━━━ Records
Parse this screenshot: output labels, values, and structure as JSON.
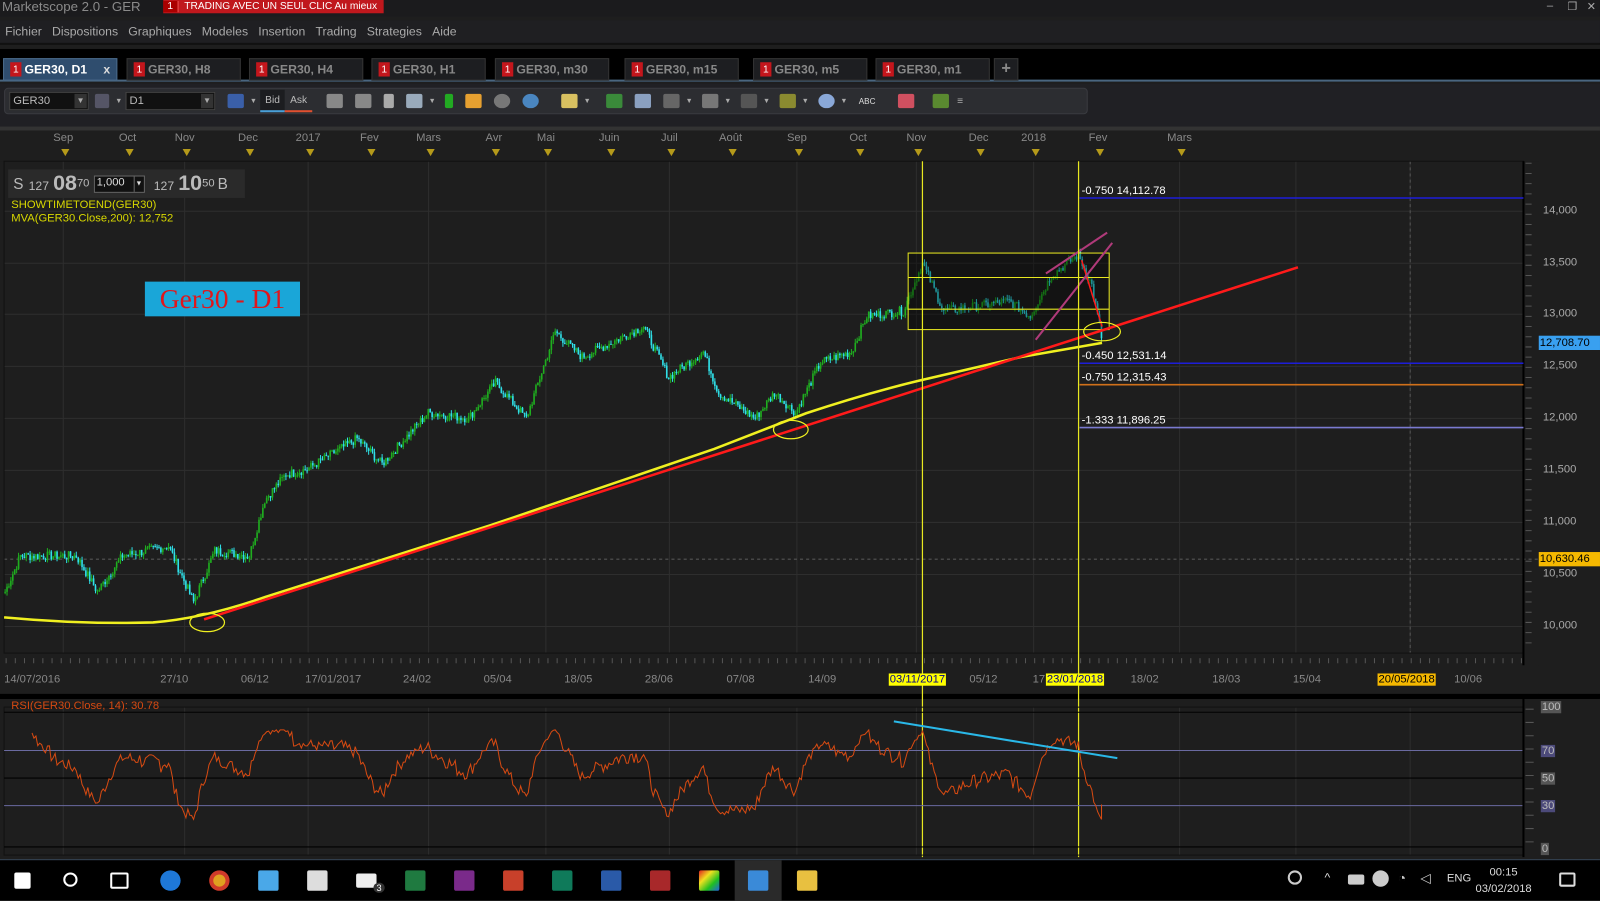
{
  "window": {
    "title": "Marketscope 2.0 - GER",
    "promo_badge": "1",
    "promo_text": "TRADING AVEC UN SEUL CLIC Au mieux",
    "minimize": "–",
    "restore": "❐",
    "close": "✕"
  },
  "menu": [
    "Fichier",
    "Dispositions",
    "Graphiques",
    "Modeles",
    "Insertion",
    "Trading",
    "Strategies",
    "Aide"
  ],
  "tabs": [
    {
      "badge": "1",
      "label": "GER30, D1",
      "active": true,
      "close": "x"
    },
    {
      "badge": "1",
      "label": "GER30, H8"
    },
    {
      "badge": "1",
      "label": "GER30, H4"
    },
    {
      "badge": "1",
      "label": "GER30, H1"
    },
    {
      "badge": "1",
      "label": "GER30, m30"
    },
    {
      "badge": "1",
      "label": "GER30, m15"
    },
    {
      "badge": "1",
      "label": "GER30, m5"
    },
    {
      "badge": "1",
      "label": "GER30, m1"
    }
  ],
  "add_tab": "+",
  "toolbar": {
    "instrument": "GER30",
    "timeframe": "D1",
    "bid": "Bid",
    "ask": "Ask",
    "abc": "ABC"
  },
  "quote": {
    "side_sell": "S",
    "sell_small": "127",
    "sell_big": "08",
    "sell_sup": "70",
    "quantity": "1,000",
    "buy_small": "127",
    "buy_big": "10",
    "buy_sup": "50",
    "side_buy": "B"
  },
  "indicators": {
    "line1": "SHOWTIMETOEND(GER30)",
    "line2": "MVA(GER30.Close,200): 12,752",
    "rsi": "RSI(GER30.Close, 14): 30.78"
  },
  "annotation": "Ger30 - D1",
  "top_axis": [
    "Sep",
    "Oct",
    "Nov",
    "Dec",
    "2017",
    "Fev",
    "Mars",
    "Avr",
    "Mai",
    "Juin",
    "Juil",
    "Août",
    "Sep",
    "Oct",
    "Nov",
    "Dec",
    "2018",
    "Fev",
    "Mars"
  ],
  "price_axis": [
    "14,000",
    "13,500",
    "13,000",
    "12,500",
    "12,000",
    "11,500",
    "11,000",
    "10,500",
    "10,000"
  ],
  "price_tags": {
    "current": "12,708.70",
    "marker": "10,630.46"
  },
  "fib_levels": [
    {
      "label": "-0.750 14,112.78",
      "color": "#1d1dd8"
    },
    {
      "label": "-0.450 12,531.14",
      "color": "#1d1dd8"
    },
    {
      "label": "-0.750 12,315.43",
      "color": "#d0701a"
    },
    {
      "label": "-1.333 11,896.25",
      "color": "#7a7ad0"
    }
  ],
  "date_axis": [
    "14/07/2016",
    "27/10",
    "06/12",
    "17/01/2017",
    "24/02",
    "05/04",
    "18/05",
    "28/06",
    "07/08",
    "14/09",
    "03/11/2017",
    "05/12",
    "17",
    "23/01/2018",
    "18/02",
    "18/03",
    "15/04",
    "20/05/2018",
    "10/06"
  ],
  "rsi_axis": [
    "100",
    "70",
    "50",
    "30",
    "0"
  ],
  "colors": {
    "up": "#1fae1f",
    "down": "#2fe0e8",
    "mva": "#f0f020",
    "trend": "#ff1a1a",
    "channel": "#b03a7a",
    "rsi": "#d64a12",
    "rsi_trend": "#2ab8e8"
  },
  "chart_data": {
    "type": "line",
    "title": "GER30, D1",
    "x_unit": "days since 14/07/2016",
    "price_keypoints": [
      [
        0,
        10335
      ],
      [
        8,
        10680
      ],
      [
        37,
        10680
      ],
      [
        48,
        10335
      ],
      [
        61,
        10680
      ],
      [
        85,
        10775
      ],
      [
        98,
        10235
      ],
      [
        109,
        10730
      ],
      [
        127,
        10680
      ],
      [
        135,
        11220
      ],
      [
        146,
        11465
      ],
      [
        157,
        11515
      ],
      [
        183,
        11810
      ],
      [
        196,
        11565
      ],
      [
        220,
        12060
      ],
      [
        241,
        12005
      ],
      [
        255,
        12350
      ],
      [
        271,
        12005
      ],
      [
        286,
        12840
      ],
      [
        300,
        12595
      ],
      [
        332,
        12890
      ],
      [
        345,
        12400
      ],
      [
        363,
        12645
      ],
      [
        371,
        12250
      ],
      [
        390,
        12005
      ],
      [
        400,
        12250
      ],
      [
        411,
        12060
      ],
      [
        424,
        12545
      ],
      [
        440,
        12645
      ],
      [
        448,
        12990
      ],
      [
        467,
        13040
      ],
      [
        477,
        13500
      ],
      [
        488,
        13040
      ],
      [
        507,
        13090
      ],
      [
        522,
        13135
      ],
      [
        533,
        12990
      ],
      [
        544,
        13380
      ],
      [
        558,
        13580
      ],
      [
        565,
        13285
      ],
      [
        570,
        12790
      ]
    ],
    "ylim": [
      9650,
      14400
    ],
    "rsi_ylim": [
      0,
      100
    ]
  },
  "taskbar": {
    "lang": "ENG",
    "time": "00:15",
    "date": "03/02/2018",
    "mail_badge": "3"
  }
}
━━━━━━
━━━ Records
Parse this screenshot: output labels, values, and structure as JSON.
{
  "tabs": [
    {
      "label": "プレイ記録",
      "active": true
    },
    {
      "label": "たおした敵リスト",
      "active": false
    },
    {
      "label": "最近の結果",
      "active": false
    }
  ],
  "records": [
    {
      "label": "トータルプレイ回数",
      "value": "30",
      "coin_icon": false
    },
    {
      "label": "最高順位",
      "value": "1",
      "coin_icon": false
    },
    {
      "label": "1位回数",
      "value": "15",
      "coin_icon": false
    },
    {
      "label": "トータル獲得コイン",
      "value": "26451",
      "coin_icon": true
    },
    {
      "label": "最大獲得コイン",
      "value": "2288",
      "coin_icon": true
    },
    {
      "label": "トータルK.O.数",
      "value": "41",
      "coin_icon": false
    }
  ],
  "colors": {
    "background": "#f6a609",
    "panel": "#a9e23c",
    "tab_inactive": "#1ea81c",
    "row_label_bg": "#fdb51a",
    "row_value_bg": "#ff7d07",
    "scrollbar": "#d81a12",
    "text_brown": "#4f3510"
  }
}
━━━━━━
━━━ Records
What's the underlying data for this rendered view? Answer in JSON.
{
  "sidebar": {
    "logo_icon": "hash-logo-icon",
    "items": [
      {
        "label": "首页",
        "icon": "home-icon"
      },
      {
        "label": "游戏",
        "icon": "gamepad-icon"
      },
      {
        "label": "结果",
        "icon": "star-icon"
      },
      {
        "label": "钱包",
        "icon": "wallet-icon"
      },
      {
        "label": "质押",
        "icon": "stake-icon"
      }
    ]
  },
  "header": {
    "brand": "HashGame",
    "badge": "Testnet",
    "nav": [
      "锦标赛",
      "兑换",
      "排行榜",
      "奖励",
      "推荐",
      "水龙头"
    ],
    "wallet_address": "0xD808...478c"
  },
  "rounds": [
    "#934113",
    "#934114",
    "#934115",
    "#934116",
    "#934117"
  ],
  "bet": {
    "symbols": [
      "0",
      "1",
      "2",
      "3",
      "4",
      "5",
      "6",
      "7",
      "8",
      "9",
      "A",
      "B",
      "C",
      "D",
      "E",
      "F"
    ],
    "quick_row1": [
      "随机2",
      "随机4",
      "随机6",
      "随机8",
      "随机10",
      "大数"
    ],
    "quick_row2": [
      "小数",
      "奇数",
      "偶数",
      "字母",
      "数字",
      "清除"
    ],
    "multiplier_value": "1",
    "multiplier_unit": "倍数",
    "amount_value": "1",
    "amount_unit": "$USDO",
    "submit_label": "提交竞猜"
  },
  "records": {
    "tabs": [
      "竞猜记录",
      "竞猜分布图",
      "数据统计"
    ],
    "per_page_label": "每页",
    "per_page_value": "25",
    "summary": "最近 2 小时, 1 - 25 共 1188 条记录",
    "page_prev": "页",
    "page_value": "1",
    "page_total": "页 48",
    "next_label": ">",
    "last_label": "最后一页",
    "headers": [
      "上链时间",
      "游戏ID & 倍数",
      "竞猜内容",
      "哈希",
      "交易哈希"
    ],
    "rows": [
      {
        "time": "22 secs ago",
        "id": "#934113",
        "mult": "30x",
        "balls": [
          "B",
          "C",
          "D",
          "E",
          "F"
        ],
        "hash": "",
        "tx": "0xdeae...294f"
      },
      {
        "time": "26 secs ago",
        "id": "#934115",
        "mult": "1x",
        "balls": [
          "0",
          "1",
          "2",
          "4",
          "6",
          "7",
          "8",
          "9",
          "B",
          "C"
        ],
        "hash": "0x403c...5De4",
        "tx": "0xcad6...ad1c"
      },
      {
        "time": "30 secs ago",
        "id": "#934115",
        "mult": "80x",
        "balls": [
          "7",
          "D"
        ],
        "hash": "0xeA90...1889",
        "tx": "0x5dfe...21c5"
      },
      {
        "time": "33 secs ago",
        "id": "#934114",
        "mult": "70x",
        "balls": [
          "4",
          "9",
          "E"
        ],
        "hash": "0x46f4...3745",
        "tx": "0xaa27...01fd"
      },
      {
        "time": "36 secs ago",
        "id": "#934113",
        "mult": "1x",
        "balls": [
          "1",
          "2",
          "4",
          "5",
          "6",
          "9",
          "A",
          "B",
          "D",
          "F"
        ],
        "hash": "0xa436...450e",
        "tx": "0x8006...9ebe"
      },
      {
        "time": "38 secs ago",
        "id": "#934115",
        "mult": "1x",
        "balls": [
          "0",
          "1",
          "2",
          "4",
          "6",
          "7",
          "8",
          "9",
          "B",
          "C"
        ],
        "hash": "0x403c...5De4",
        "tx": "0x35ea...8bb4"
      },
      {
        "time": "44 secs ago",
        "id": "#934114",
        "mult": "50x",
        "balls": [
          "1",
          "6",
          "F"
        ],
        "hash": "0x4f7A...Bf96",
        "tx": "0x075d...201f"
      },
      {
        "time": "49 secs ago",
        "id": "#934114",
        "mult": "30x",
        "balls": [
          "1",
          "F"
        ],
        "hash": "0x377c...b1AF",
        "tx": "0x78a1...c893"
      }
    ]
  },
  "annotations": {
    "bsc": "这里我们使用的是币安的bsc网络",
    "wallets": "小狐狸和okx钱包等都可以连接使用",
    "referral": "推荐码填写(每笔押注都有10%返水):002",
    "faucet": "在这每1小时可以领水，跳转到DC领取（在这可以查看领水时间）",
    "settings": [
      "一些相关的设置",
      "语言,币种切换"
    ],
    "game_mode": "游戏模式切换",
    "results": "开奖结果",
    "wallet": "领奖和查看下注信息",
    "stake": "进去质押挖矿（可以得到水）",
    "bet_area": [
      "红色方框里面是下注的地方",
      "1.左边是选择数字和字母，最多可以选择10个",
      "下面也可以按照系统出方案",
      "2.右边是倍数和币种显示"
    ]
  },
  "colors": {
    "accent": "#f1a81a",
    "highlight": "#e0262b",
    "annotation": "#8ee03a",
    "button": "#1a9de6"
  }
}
━━━━━━
**Written request:** List every line above that holds the word "true".

**Response to the exercise:**
      "active": true,
      "active": true
      "coin_icon": true
      "coin_icon": true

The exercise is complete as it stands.